Task>
Reproduce all of the data exactly, with no line skipped.

-- start --

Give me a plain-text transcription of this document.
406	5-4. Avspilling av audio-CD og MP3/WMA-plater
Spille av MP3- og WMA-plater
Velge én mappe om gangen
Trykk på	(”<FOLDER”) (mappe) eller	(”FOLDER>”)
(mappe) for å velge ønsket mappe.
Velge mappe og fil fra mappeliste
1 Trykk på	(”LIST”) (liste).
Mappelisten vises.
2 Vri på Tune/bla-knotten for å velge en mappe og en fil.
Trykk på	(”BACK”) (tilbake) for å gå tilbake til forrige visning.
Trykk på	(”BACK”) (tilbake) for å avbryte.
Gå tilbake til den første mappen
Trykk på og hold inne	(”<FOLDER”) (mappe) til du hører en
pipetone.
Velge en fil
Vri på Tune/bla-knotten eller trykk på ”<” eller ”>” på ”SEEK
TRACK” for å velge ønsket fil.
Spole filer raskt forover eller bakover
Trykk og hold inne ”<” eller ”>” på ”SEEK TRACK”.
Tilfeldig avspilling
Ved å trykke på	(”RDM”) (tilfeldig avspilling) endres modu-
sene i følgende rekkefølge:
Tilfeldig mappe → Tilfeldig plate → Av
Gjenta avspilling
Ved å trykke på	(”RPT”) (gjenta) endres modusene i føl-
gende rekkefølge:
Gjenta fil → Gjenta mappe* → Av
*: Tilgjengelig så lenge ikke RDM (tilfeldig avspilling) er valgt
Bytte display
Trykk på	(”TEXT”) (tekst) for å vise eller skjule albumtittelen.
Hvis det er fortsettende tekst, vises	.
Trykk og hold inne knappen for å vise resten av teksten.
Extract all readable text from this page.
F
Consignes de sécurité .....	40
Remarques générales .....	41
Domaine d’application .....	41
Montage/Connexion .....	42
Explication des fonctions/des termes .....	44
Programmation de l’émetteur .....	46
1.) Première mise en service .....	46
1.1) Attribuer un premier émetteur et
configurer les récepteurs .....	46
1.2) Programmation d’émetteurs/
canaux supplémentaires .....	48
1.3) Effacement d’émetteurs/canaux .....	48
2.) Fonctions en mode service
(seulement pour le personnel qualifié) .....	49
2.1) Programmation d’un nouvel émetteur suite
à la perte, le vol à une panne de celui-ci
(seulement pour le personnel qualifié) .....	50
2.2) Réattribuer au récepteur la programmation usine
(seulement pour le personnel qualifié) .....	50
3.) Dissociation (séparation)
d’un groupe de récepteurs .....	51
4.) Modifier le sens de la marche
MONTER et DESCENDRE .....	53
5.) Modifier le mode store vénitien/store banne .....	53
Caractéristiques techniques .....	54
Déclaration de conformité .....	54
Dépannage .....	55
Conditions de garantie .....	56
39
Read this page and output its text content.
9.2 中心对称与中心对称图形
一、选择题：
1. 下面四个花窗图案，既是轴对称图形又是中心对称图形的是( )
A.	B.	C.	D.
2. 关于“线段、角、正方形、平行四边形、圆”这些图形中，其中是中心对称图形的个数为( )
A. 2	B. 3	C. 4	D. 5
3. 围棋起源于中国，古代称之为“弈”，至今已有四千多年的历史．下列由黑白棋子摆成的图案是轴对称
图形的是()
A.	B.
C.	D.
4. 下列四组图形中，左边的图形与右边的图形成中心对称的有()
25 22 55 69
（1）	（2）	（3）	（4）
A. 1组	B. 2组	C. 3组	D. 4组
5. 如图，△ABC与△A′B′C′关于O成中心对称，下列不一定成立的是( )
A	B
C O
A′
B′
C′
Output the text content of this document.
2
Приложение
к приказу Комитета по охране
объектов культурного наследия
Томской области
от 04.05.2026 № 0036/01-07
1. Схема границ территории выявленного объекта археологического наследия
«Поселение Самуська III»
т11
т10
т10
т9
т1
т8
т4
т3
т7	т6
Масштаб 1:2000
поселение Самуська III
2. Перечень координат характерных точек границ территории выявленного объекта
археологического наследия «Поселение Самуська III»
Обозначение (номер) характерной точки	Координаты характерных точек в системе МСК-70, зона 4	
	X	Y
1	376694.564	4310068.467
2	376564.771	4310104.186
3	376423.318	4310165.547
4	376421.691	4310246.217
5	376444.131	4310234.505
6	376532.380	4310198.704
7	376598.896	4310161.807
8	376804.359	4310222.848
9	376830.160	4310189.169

-- end --

Solution>
Give me a plain-text transcription of this document.
406	5-4. Avspilling av audio-CD og MP3/WMA-plater
Spille av MP3- og WMA-plater
Velge én mappe om gangen
Trykk på	(”<FOLDER”) (mappe) eller	(”FOLDER>”)
(mappe) for å velge ønsket mappe.
Velge mappe og fil fra mappeliste
1 Trykk på	(”LIST”) (liste).
Mappelisten vises.
2 Vri på Tune/bla-knotten for å velge en mappe og en fil.
Trykk på	(”BACK”) (tilbake) for å gå tilbake til forrige visning.
Trykk på	(”BACK”) (tilbake) for å avbryte.
Gå tilbake til den første mappen
Trykk på og hold inne	(”<FOLDER”) (mappe) til du hører en
pipetone.
Velge en fil
Vri på Tune/bla-knotten eller trykk på ”<” eller ”>” på ”SEEK
TRACK” for å velge ønsket fil.
Spole filer raskt forover eller bakover
Trykk og hold inne ”<” eller ”>” på ”SEEK TRACK”.
Tilfeldig avspilling
Ved å trykke på	(”RDM”) (tilfeldig avspilling) endres modu-
sene i følgende rekkefølge:
Tilfeldig mappe → Tilfeldig plate → Av
Gjenta avspilling
Ved å trykke på	(”RPT”) (gjenta) endres modusene i føl-
gende rekkefølge:
Gjenta fil → Gjenta mappe* → Av
*: Tilgjengelig så lenge ikke RDM (tilfeldig avspilling) er valgt
Bytte display
Trykk på	(”TEXT”) (tekst) for å vise eller skjule albumtittelen.
Hvis det er fortsettende tekst, vises	.
Trykk og hold inne knappen for å vise resten av teksten.
Extract all readable text from this page.
F
Consignes de sécurité .....	40
Remarques générales .....	41
Domaine d’application .....	41
Montage/Connexion .....	42
Explication des fonctions/des termes .....	44
Programmation de l’émetteur .....	46
1.) Première mise en service .....	46
1.1) Attribuer un premier émetteur et
configurer les récepteurs .....	46
1.2) Programmation d’émetteurs/
canaux supplémentaires .....	48
1.3) Effacement d’émetteurs/canaux .....	48
2.) Fonctions en mode service
(seulement pour le personnel qualifié) .....	49
2.1) Programmation d’un nouvel émetteur suite
à la perte, le vol à une panne de celui-ci
(seulement pour le personnel qualifié) .....	50
2.2) Réattribuer au récepteur la programmation usine
(seulement pour le personnel qualifié) .....	50
3.) Dissociation (séparation)
d’un groupe de récepteurs .....	51
4.) Modifier le sens de la marche
MONTER et DESCENDRE .....	53
5.) Modifier le mode store vénitien/store banne .....	53
Caractéristiques techniques .....	54
Déclaration de conformité .....	54
Dépannage .....	55
Conditions de garantie .....	56
39
Read this page and output its text content.
9.2 中心对称与中心对称图形
一、选择题：
1. 下面四个花窗图案，既是轴对称图形又是中心对称图形的是( )
A.	B.	C.	D.
2. 关于“线段、角、正方形、平行四边形、圆”这些图形中，其中是中心对称图形的个数为( )
A. 2	B. 3	C. 4	D. 5
3. 围棋起源于中国，古代称之为“弈”，至今已有四千多年的历史．下列由黑白棋子摆成的图案是轴对称
图形的是()
A.	B.
C.	D.
4. 下列四组图形中，左边的图形与右边的图形成中心对称的有()
25 22 55 69
（1）	（2）	（3）	（4）
A. 1组	B. 2组	C. 3组	D. 4组
5. 如图，△ABC与△A′B′C′关于O成中心对称，下列不一定成立的是( )
A	B
C O
A′
B′
C′
Output the text content of this document.
2
Приложение
к приказу Комитета по охране
объектов культурного наследия
Томской области
от 04.05.2026 № 0036/01-07
1. Схема границ территории выявленного объекта археологического наследия
«Поселение Самуська III»
т11
т10
т10
т9
т1
т8
т4
т3
т7	т6
Масштаб 1:2000
поселение Самуська III
2. Перечень координат характерных точек границ территории выявленного объекта
археологического наследия «Поселение Самуська III»
Обозначение (номер) характерной точки	Координаты характерных точек в системе МСК-70, зона 4	
	X	Y
1	376694.564	4310068.467
2	376564.771	4310104.186
3	376423.318	4310165.547
4	376421.691	4310246.217
5	376444.131	4310234.505
6	376532.380	4310198.704
7	376598.896	4310161.807
8	376804.359	4310222.848
9	376830.160	4310189.169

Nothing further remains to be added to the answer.